[Dataset records]
"""

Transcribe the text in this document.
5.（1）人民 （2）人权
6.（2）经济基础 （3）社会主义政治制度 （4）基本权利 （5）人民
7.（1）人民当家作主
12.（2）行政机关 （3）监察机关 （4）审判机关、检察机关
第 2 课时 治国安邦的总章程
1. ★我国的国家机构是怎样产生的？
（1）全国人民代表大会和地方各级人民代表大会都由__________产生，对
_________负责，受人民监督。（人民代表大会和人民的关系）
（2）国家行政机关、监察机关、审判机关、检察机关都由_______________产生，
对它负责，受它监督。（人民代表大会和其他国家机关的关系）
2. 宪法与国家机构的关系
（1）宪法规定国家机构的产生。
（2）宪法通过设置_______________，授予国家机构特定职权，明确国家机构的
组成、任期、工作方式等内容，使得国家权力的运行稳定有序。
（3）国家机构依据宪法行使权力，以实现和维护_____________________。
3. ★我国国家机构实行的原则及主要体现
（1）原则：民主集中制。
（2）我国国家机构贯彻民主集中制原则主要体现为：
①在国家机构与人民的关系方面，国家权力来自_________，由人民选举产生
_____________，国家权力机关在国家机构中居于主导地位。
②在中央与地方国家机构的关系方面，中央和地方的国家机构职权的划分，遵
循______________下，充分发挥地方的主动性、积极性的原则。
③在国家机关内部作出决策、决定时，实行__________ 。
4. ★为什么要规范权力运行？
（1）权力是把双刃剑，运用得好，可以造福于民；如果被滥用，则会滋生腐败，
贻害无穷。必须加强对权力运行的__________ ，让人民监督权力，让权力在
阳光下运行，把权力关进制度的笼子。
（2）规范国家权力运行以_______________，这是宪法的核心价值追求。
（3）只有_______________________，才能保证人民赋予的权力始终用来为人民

"""
"""

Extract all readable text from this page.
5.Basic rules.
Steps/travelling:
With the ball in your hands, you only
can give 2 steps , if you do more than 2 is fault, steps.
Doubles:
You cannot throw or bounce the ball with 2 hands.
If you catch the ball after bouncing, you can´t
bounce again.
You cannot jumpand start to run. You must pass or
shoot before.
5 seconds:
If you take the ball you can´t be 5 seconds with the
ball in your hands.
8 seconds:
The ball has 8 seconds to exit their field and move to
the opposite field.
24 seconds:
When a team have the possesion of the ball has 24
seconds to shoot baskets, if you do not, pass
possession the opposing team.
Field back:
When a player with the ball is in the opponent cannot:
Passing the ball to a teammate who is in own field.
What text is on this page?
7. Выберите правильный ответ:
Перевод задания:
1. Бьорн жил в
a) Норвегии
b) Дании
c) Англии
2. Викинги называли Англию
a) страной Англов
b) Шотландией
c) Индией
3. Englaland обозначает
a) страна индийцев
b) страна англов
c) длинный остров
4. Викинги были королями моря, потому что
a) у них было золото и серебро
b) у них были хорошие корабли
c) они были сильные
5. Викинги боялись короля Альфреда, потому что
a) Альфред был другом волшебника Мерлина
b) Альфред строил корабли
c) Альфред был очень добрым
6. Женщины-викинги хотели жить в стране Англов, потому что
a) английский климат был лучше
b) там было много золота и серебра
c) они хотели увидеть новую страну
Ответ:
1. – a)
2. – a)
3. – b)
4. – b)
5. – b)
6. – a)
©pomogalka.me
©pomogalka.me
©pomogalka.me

"""

(Written exercise)
Copy every line that includes the string "ball" from the material above.

(Full response)
With the ball in your hands, you only
You cannot throw or bounce the ball with 2 hands.
If you catch the ball after bouncing, you can´t
If you take the ball you can´t be 5 seconds with the
ball in your hands.
The ball has 8 seconds to exit their field and move to
When a team have the possesion of the ball has 24
When a player with the ball is in the opponent cannot:
Passing the ball to a teammate who is in own field.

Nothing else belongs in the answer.